**Supplied information:**

** start **

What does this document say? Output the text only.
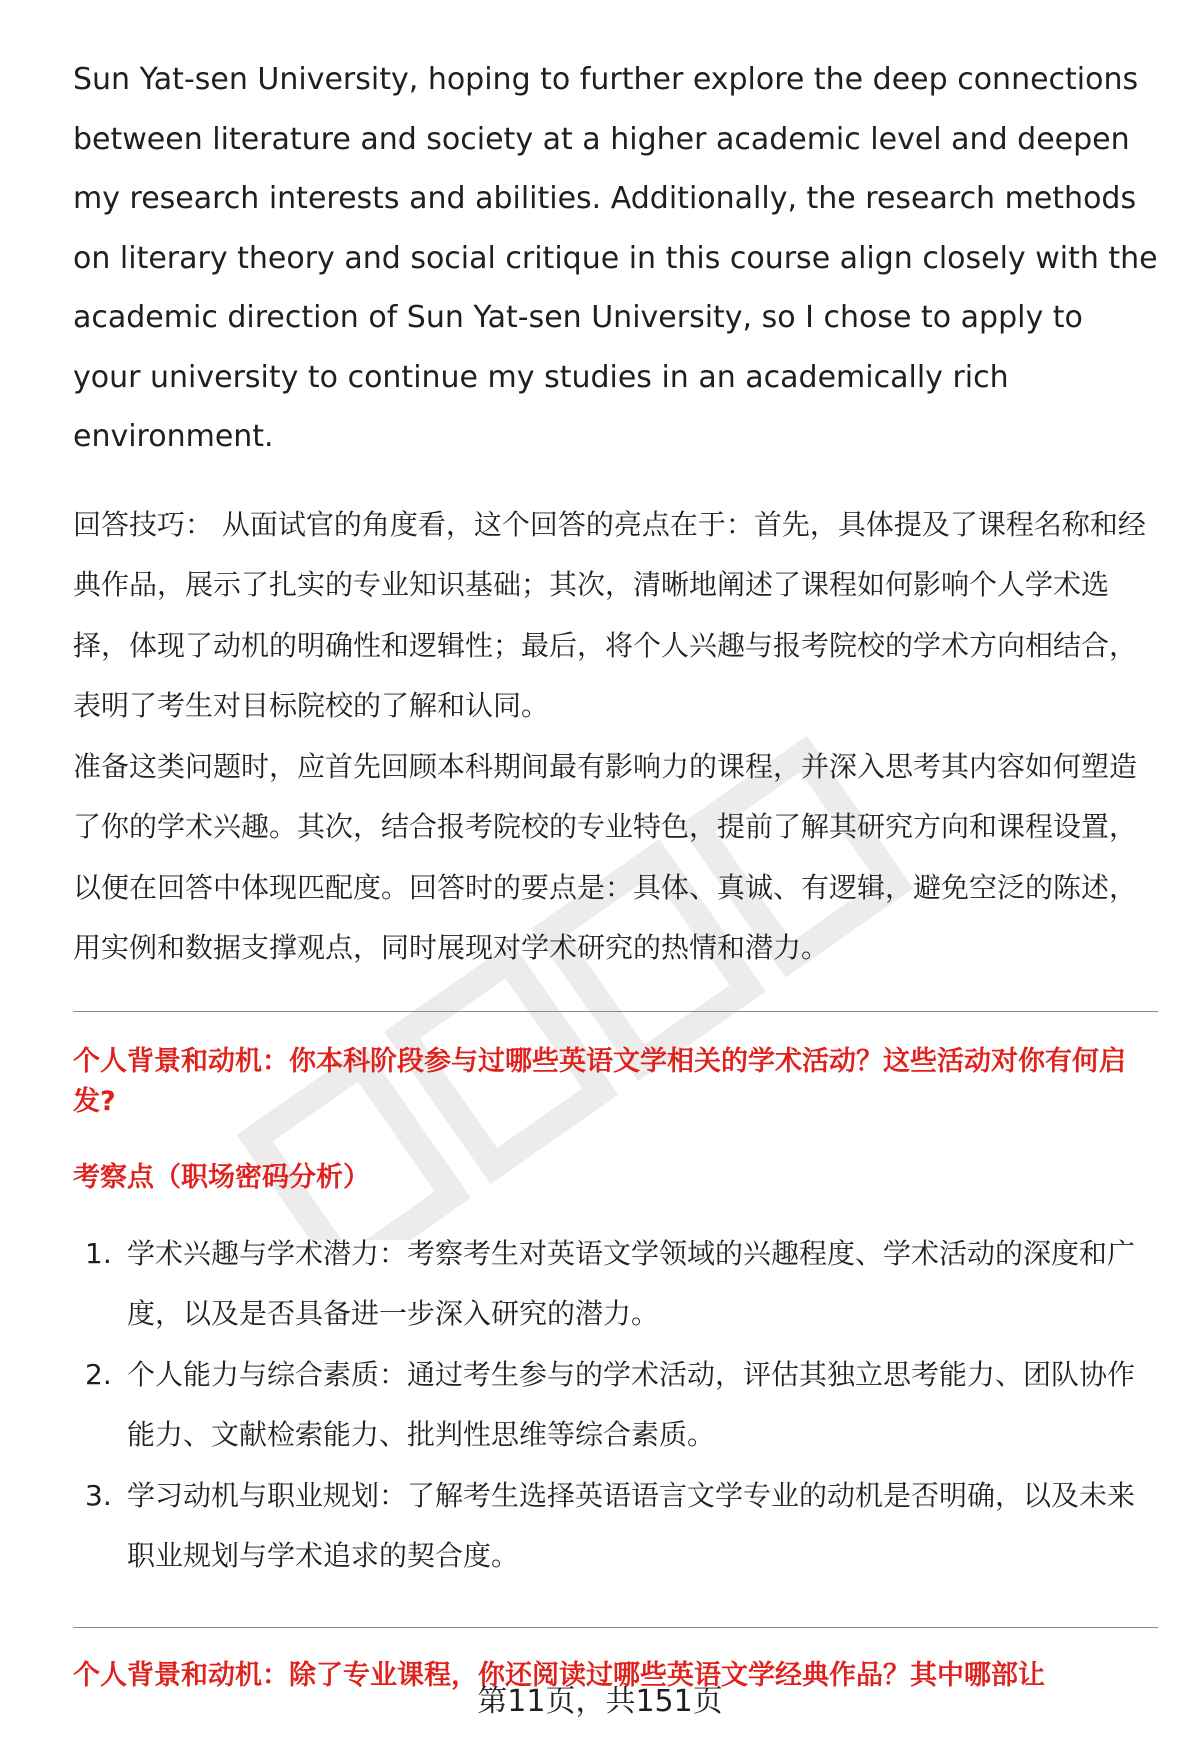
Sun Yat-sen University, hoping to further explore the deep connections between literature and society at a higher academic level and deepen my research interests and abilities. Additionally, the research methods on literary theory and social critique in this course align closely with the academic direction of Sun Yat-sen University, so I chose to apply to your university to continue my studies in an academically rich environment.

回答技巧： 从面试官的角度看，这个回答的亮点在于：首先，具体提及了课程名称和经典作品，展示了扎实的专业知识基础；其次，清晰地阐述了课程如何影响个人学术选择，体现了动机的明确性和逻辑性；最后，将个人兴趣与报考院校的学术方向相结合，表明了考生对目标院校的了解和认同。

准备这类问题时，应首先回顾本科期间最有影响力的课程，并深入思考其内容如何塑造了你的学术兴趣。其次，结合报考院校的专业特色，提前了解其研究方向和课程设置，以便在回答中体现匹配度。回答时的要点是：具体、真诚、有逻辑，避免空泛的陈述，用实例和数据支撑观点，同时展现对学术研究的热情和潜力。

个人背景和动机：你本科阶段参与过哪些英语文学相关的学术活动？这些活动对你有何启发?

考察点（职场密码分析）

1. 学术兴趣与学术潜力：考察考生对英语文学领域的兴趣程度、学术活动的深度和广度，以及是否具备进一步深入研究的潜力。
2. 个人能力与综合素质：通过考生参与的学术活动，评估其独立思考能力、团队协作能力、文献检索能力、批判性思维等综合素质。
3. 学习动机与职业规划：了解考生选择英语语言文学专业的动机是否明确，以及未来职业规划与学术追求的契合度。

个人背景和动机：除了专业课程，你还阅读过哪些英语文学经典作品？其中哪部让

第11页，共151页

** end **
** start **

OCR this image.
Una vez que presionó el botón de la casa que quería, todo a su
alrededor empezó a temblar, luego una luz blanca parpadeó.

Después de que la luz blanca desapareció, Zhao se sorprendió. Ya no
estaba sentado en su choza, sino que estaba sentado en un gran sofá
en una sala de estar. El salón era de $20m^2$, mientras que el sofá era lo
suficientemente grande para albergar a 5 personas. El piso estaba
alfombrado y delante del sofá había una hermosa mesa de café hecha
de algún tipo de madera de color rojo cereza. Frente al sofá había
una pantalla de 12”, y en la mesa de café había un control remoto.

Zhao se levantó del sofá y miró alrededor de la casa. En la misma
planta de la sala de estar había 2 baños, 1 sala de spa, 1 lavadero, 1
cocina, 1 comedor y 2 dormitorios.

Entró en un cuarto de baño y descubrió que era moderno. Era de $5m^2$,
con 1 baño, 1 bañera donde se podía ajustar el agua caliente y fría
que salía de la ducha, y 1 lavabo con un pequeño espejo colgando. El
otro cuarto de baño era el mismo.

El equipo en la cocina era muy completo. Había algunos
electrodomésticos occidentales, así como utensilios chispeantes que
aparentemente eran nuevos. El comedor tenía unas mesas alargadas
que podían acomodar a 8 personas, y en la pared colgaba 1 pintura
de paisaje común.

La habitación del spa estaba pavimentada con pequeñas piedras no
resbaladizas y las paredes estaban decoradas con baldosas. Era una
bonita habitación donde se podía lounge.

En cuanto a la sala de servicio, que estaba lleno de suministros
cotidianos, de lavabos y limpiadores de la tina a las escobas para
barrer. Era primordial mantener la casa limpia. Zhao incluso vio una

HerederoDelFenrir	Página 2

** end **

**Goal:**
Which lines include "para"? Copy each of them out.

**Output for this task:**
suficientemente grande para albergar a 5 personas. El piso estaba
cotidianos, de lavabos y limpiadores de la tina a las escobas para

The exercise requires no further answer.